[Data for this task]
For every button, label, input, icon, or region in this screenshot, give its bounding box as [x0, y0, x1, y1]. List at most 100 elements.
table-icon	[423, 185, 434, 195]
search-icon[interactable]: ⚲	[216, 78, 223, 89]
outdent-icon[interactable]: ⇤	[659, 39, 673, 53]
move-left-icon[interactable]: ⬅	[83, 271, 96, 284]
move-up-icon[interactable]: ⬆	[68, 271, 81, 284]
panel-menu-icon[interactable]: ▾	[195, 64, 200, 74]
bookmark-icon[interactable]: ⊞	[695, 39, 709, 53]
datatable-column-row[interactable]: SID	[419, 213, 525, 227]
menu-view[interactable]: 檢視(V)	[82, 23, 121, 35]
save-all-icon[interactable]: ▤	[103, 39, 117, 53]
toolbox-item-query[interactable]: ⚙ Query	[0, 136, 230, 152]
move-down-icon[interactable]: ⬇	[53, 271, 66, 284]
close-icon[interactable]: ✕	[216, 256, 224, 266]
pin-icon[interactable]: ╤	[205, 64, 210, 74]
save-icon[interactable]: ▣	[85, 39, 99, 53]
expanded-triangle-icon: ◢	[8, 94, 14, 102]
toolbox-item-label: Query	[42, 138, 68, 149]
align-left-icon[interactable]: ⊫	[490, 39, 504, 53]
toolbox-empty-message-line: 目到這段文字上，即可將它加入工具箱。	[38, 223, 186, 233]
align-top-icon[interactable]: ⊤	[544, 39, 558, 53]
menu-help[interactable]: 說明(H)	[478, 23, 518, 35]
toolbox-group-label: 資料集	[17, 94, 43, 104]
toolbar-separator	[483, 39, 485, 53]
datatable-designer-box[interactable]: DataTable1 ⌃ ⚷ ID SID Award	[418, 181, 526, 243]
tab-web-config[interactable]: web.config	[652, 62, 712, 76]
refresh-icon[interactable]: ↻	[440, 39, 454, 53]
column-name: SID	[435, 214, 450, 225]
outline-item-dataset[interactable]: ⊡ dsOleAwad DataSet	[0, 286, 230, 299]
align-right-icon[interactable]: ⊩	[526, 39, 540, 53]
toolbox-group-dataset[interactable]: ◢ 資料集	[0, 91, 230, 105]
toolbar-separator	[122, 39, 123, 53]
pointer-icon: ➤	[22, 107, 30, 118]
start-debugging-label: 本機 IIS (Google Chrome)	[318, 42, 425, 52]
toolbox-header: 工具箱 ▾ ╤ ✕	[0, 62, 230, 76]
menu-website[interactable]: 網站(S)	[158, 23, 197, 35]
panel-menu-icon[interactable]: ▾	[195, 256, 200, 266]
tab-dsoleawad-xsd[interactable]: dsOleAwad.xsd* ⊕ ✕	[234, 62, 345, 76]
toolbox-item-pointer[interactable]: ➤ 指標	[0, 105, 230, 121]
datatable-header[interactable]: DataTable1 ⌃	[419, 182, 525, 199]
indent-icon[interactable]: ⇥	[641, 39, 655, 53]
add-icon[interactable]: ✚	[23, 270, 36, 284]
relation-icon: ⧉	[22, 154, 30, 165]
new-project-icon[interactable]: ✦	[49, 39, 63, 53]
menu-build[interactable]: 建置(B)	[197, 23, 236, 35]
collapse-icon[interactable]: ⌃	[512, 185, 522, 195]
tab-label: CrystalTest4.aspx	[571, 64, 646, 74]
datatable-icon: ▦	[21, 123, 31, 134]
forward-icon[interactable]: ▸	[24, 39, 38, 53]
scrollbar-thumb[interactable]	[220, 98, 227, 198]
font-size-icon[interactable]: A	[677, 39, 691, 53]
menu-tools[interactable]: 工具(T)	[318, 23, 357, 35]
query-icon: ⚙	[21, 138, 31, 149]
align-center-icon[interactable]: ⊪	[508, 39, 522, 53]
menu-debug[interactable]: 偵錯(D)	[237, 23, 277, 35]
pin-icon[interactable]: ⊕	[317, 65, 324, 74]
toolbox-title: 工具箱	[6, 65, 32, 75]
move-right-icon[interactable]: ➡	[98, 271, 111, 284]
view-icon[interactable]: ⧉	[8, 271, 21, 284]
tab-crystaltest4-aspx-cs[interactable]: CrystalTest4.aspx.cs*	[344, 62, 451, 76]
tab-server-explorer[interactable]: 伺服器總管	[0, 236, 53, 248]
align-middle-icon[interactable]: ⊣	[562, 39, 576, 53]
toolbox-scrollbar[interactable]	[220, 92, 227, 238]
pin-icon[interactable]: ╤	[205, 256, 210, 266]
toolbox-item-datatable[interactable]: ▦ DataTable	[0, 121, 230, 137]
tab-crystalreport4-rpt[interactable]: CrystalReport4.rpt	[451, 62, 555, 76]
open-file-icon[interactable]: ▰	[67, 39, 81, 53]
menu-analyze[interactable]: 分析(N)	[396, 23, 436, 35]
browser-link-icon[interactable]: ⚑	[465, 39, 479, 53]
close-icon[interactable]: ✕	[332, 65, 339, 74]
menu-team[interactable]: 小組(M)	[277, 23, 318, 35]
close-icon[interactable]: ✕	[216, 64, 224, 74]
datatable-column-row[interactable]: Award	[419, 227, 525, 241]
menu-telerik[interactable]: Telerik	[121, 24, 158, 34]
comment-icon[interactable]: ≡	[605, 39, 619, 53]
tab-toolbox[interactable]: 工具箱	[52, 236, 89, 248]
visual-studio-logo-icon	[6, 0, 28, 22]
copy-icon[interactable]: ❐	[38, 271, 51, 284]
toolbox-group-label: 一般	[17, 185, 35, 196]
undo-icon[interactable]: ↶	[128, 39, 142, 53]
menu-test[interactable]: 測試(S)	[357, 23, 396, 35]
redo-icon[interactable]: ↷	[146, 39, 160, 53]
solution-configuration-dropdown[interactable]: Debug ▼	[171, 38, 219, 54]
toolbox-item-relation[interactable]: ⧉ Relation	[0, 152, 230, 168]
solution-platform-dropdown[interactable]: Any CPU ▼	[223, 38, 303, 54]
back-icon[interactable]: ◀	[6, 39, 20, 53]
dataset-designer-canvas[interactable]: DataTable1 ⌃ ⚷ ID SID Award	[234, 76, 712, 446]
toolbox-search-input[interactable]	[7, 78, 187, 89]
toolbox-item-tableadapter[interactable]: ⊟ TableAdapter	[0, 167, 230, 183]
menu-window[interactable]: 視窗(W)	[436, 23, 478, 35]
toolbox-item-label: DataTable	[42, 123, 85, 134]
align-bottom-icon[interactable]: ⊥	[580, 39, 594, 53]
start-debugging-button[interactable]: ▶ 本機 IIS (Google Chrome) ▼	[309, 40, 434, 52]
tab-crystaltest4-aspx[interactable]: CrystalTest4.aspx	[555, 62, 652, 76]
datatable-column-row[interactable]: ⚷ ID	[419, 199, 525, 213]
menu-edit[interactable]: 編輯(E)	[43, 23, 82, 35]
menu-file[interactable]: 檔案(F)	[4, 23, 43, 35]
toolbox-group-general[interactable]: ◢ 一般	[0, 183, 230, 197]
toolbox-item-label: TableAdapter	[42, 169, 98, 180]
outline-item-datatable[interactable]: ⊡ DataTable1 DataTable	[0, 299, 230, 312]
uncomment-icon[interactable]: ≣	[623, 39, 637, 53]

[Aim of the task]
Please copy all of the data above line for line, with no changes.

[Exercise solution]
For every button, label, input, icon, or region in this screenshot, give its bounding box as [x0, y0, x1, y1]. List at most 100 elements.
table-icon	[423, 185, 434, 195]
search-icon[interactable]: ⚲	[216, 78, 223, 89]
outdent-icon[interactable]: ⇤	[659, 39, 673, 53]
move-left-icon[interactable]: ⬅	[83, 271, 96, 284]
move-up-icon[interactable]: ⬆	[68, 271, 81, 284]
panel-menu-icon[interactable]: ▾	[195, 64, 200, 74]
bookmark-icon[interactable]: ⊞	[695, 39, 709, 53]
datatable-column-row[interactable]: SID	[419, 213, 525, 227]
menu-view[interactable]: 檢視(V)	[82, 23, 121, 35]
save-all-icon[interactable]: ▤	[103, 39, 117, 53]
toolbox-item-query[interactable]: ⚙ Query	[0, 136, 230, 152]
move-down-icon[interactable]: ⬇	[53, 271, 66, 284]
close-icon[interactable]: ✕	[216, 256, 224, 266]
pin-icon[interactable]: ╤	[205, 64, 210, 74]
save-icon[interactable]: ▣	[85, 39, 99, 53]
expanded-triangle-icon: ◢	[8, 94, 14, 102]
toolbox-item-label: Query	[42, 138, 68, 149]
align-left-icon[interactable]: ⊫	[490, 39, 504, 53]
toolbox-empty-message-line: 目到這段文字上，即可將它加入工具箱。	[38, 223, 186, 233]
align-top-icon[interactable]: ⊤	[544, 39, 558, 53]
menu-help[interactable]: 說明(H)	[478, 23, 518, 35]
toolbox-group-label: 資料集	[17, 94, 43, 104]
toolbar-separator	[483, 39, 485, 53]
datatable-designer-box[interactable]: DataTable1 ⌃ ⚷ ID SID Award	[418, 181, 526, 243]
tab-web-config[interactable]: web.config	[652, 62, 712, 76]
refresh-icon[interactable]: ↻	[440, 39, 454, 53]
column-name: SID	[435, 214, 450, 225]
outline-item-dataset[interactable]: ⊡ dsOleAwad DataSet	[0, 286, 230, 299]
align-right-icon[interactable]: ⊩	[526, 39, 540, 53]
toolbox-group-dataset[interactable]: ◢ 資料集	[0, 91, 230, 105]
toolbar-separator	[122, 39, 123, 53]
pointer-icon: ➤	[22, 107, 30, 118]
start-debugging-label: 本機 IIS (Google Chrome)	[318, 42, 425, 52]
toolbox-header: 工具箱 ▾ ╤ ✕	[0, 62, 230, 76]
menu-website[interactable]: 網站(S)	[158, 23, 197, 35]
panel-menu-icon[interactable]: ▾	[195, 256, 200, 266]
tab-dsoleawad-xsd[interactable]: dsOleAwad.xsd* ⊕ ✕	[234, 62, 345, 76]
toolbox-item-pointer[interactable]: ➤ 指標	[0, 105, 230, 121]
datatable-header[interactable]: DataTable1 ⌃	[419, 182, 525, 199]
indent-icon[interactable]: ⇥	[641, 39, 655, 53]
add-icon[interactable]: ✚	[23, 270, 36, 284]
relation-icon: ⧉	[22, 154, 30, 165]
new-project-icon[interactable]: ✦	[49, 39, 63, 53]
menu-build[interactable]: 建置(B)	[197, 23, 236, 35]
collapse-icon[interactable]: ⌃	[512, 185, 522, 195]
tab-label: CrystalTest4.aspx	[571, 64, 646, 74]
datatable-icon: ▦	[21, 123, 31, 134]
forward-icon[interactable]: ▸	[24, 39, 38, 53]
scrollbar-thumb[interactable]	[220, 98, 227, 198]
font-size-icon[interactable]: A	[677, 39, 691, 53]
menu-tools[interactable]: 工具(T)	[318, 23, 357, 35]
query-icon: ⚙	[21, 138, 31, 149]
align-center-icon[interactable]: ⊪	[508, 39, 522, 53]
menu-debug[interactable]: 偵錯(D)	[237, 23, 277, 35]
pin-icon[interactable]: ⊕	[317, 65, 324, 74]
toolbox-title: 工具箱	[6, 65, 32, 75]
move-right-icon[interactable]: ➡	[98, 271, 111, 284]
view-icon[interactable]: ⧉	[8, 271, 21, 284]
tab-crystaltest4-aspx-cs[interactable]: CrystalTest4.aspx.cs*	[344, 62, 451, 76]
tab-server-explorer[interactable]: 伺服器總管	[0, 236, 53, 248]
align-middle-icon[interactable]: ⊣	[562, 39, 576, 53]
toolbox-scrollbar[interactable]	[220, 92, 227, 238]
pin-icon[interactable]: ╤	[205, 256, 210, 266]
toolbox-item-datatable[interactable]: ▦ DataTable	[0, 121, 230, 137]
tab-crystalreport4-rpt[interactable]: CrystalReport4.rpt	[451, 62, 555, 76]
open-file-icon[interactable]: ▰	[67, 39, 81, 53]
menu-analyze[interactable]: 分析(N)	[396, 23, 436, 35]
browser-link-icon[interactable]: ⚑	[465, 39, 479, 53]
close-icon[interactable]: ✕	[332, 65, 339, 74]
menu-team[interactable]: 小組(M)	[277, 23, 318, 35]
close-icon[interactable]: ✕	[216, 64, 224, 74]
datatable-column-row[interactable]: Award	[419, 227, 525, 241]
menu-telerik[interactable]: Telerik	[121, 24, 158, 34]
comment-icon[interactable]: ≡	[605, 39, 619, 53]
tab-toolbox[interactable]: 工具箱	[52, 236, 89, 248]
visual-studio-logo-icon	[6, 0, 28, 22]
copy-icon[interactable]: ❐	[38, 271, 51, 284]
toolbox-group-label: 一般	[17, 185, 35, 196]
undo-icon[interactable]: ↶	[128, 39, 142, 53]
menu-test[interactable]: 測試(S)	[357, 23, 396, 35]
redo-icon[interactable]: ↷	[146, 39, 160, 53]
solution-configuration-dropdown[interactable]: Debug ▼	[171, 38, 219, 54]
toolbox-item-relation[interactable]: ⧉ Relation	[0, 152, 230, 168]
solution-platform-dropdown[interactable]: Any CPU ▼	[223, 38, 303, 54]
back-icon[interactable]: ◀	[6, 39, 20, 53]
dataset-designer-canvas[interactable]: DataTable1 ⌃ ⚷ ID SID Award	[234, 76, 712, 446]
toolbox-search-input[interactable]	[7, 78, 187, 89]
toolbox-item-tableadapter[interactable]: ⊟ TableAdapter	[0, 167, 230, 183]
menu-window[interactable]: 視窗(W)	[436, 23, 478, 35]
toolbox-item-label: DataTable	[42, 123, 85, 134]
align-bottom-icon[interactable]: ⊥	[580, 39, 594, 53]
start-debugging-button[interactable]: ▶ 本機 IIS (Google Chrome) ▼	[309, 40, 434, 52]
tab-crystaltest4-aspx[interactable]: CrystalTest4.aspx	[555, 62, 652, 76]
datatable-column-row[interactable]: ⚷ ID	[419, 199, 525, 213]
menu-edit[interactable]: 編輯(E)	[43, 23, 82, 35]
menu-file[interactable]: 檔案(F)	[4, 23, 43, 35]
toolbox-group-general[interactable]: ◢ 一般	[0, 183, 230, 197]
toolbox-item-label: TableAdapter	[42, 169, 98, 180]
outline-item-datatable[interactable]: ⊡ DataTable1 DataTable	[0, 299, 230, 312]
uncomment-icon[interactable]: ≣	[623, 39, 637, 53]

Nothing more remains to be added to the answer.